GIVEN PROBLEM:
Wherever the string "bienestar" appears, copy the whole line.

INPUT FOR THIS TASK:
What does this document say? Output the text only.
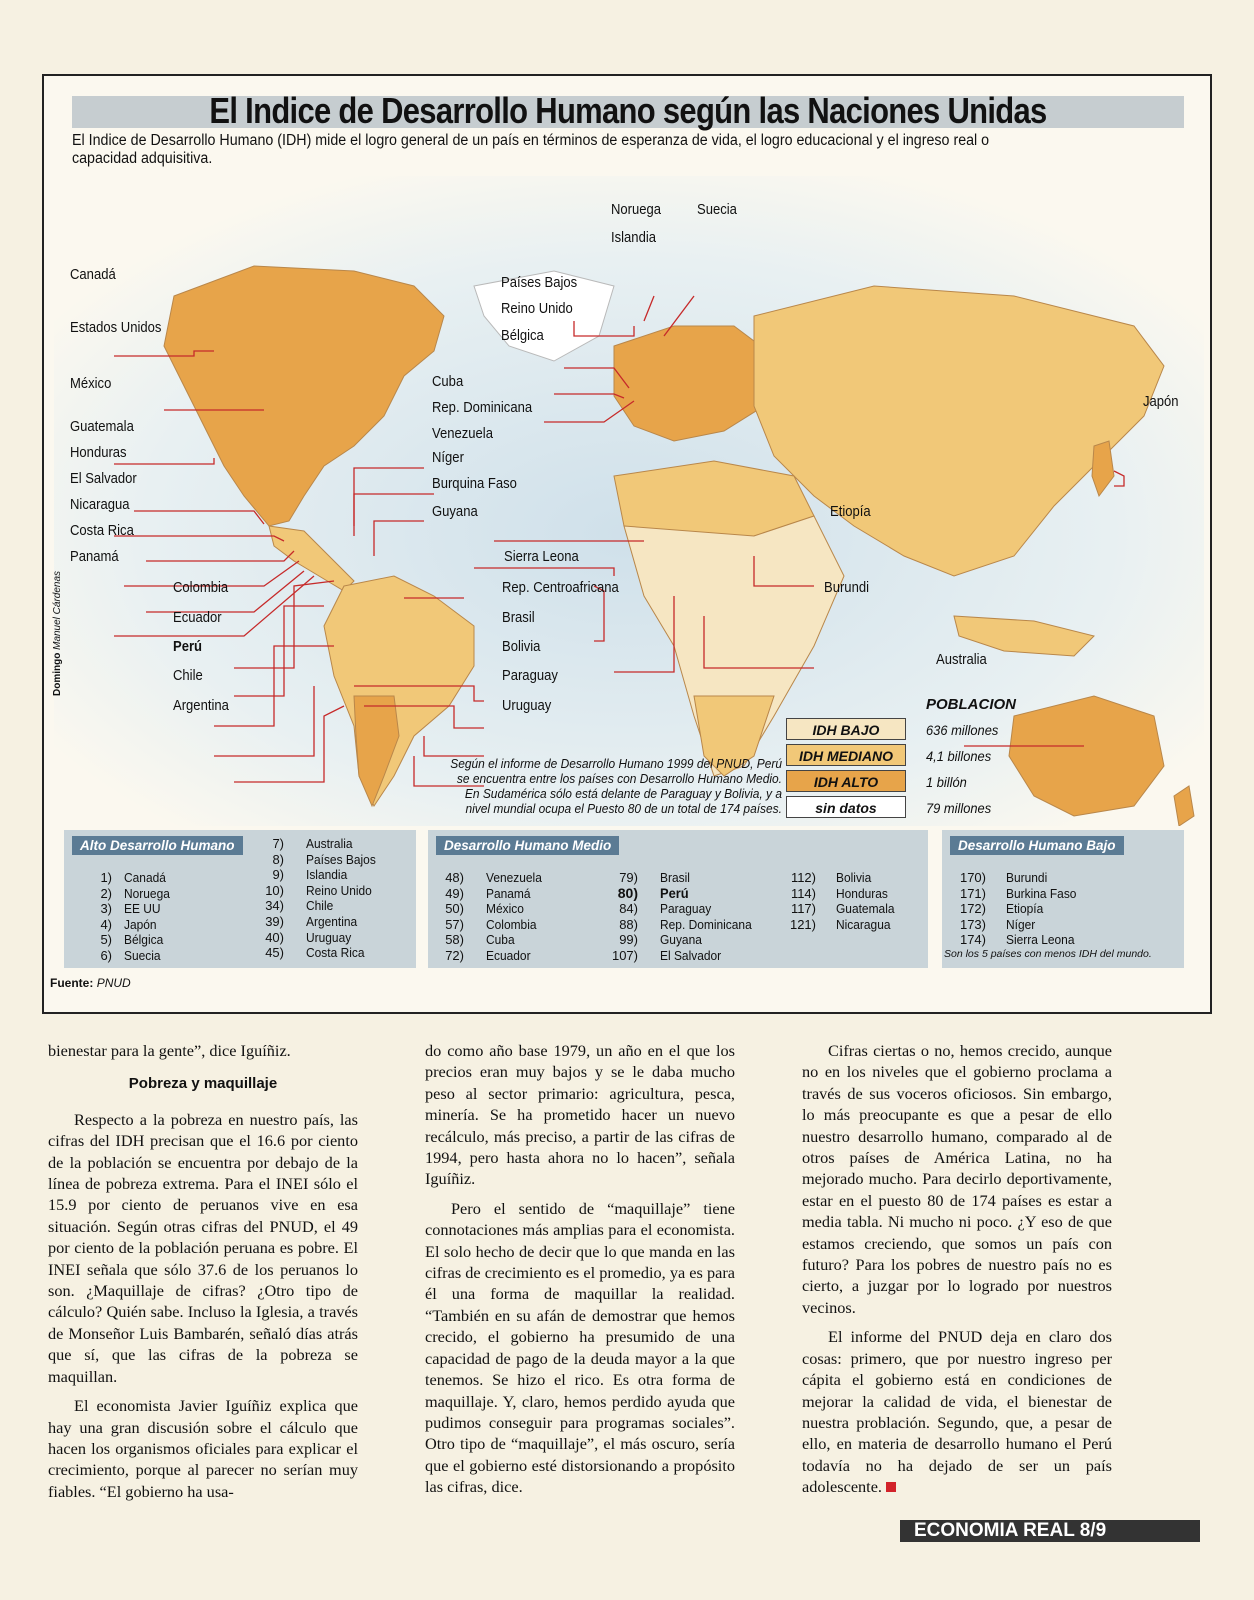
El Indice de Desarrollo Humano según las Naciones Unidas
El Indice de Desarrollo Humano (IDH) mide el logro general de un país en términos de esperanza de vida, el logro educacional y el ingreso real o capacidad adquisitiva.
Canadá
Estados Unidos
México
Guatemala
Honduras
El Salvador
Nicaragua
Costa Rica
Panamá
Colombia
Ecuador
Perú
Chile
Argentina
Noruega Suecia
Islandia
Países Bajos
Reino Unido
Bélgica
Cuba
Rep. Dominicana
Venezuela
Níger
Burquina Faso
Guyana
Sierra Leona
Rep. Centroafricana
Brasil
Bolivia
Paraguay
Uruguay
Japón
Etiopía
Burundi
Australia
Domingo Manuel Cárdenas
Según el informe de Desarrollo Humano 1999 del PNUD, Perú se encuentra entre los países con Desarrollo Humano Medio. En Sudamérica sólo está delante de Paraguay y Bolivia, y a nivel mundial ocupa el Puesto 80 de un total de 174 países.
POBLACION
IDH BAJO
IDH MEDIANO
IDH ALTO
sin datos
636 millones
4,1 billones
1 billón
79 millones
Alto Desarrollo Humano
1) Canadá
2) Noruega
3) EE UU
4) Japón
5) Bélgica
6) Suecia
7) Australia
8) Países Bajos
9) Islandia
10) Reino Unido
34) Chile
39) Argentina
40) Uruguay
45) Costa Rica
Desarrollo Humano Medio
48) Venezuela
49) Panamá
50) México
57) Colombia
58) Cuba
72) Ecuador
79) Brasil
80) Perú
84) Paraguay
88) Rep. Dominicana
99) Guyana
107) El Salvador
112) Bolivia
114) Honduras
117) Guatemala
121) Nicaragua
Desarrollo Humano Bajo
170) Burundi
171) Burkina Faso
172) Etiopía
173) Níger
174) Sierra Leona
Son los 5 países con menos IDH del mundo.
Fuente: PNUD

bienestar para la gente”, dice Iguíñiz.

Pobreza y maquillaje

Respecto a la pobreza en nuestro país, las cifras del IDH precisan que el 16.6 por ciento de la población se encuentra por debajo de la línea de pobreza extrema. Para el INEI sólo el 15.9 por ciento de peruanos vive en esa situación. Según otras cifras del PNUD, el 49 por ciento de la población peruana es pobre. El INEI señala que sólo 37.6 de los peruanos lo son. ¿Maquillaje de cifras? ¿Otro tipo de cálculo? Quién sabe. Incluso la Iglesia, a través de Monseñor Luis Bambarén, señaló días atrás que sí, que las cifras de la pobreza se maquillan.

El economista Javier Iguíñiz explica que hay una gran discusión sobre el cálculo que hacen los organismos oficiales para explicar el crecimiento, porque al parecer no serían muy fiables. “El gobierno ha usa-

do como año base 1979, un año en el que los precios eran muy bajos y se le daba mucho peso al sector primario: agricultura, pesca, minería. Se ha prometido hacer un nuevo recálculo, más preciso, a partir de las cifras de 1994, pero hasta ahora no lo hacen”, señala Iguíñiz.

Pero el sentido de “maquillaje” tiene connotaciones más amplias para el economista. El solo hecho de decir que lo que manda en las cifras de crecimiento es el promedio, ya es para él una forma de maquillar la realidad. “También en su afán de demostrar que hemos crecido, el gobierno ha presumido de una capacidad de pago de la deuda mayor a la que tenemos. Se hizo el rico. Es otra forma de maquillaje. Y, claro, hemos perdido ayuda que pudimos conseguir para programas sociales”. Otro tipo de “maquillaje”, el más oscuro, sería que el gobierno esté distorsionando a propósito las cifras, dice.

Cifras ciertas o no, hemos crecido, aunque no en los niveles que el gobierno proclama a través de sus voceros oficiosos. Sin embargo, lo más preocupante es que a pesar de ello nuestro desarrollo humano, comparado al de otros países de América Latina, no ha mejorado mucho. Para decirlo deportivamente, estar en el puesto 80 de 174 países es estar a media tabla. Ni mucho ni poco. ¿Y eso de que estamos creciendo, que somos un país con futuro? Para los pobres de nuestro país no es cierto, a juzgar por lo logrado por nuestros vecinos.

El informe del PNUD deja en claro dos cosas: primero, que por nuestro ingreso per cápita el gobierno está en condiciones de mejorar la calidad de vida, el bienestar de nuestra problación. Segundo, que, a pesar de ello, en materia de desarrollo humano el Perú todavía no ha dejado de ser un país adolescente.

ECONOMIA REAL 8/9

EXERCISE RESPONSE:
bienestar para la gente”, dice Iguíñiz.
El informe del PNUD deja en claro dos cosas: primero, que por nuestro ingreso per cápita el gobierno está en condiciones de mejorar la calidad de vida, el bienestar de nuestra problación. Segundo, que, a pesar de ello, en materia de desarrollo humano el Perú todavía no ha dejado de ser un país adolescente.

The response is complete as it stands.